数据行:
:::
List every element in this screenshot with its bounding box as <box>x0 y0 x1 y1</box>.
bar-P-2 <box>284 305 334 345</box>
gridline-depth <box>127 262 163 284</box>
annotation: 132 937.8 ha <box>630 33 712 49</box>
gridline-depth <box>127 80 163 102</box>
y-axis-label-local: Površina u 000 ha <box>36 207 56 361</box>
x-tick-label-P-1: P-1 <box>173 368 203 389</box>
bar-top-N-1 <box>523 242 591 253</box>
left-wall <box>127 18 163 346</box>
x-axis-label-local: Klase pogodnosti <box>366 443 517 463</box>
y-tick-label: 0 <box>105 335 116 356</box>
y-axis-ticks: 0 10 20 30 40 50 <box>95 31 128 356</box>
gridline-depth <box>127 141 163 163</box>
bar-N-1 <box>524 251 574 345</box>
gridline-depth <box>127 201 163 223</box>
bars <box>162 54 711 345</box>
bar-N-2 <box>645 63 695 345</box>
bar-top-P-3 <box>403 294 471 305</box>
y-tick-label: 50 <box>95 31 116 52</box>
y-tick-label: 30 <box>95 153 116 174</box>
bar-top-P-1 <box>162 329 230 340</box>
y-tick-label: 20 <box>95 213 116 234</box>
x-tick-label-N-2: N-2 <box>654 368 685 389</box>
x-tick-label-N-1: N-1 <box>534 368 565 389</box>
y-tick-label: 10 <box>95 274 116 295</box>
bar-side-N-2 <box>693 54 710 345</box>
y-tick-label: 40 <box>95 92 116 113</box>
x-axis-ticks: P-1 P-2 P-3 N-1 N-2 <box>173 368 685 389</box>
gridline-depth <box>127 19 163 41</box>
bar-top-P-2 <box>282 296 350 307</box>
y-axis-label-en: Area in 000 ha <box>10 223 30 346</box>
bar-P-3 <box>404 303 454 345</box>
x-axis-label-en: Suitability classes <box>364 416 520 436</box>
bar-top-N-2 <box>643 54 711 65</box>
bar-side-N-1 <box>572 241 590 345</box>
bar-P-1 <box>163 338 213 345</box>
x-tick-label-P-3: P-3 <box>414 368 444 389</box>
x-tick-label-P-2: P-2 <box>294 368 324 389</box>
:::
练习题目: 将上方所有条目逐字重抄一遍，不做任何改动。

练习结果:
List every element in this screenshot with its bounding box as <box>x0 y0 x1 y1</box>.
bar-P-2 <box>284 305 334 345</box>
gridline-depth <box>127 262 163 284</box>
annotation: 132 937.8 ha <box>630 33 712 49</box>
gridline-depth <box>127 80 163 102</box>
y-axis-label-local: Površina u 000 ha <box>36 207 56 361</box>
x-tick-label-P-1: P-1 <box>173 368 203 389</box>
bar-top-N-1 <box>523 242 591 253</box>
left-wall <box>127 18 163 346</box>
x-axis-label-local: Klase pogodnosti <box>366 443 517 463</box>
y-tick-label: 0 <box>105 335 116 356</box>
y-axis-ticks: 0 10 20 30 40 50 <box>95 31 128 356</box>
gridline-depth <box>127 141 163 163</box>
bar-N-1 <box>524 251 574 345</box>
gridline-depth <box>127 201 163 223</box>
bars <box>162 54 711 345</box>
bar-N-2 <box>645 63 695 345</box>
bar-top-P-3 <box>403 294 471 305</box>
y-tick-label: 50 <box>95 31 116 52</box>
y-tick-label: 30 <box>95 153 116 174</box>
bar-top-P-1 <box>162 329 230 340</box>
y-tick-label: 20 <box>95 213 116 234</box>
x-tick-label-N-2: N-2 <box>654 368 685 389</box>
x-tick-label-N-1: N-1 <box>534 368 565 389</box>
y-tick-label: 10 <box>95 274 116 295</box>
bar-side-N-2 <box>693 54 710 345</box>
y-tick-label: 40 <box>95 92 116 113</box>
x-axis-ticks: P-1 P-2 P-3 N-1 N-2 <box>173 368 685 389</box>
gridline-depth <box>127 19 163 41</box>
bar-top-P-2 <box>282 296 350 307</box>
y-axis-label-en: Area in 000 ha <box>10 223 30 346</box>
bar-P-3 <box>404 303 454 345</box>
x-axis-label-en: Suitability classes <box>364 416 520 436</box>
bar-top-N-2 <box>643 54 711 65</box>
bar-side-N-1 <box>572 241 590 345</box>
bar-P-1 <box>163 338 213 345</box>
x-tick-label-P-3: P-3 <box>414 368 444 389</box>
x-tick-label-P-2: P-2 <box>294 368 324 389</box>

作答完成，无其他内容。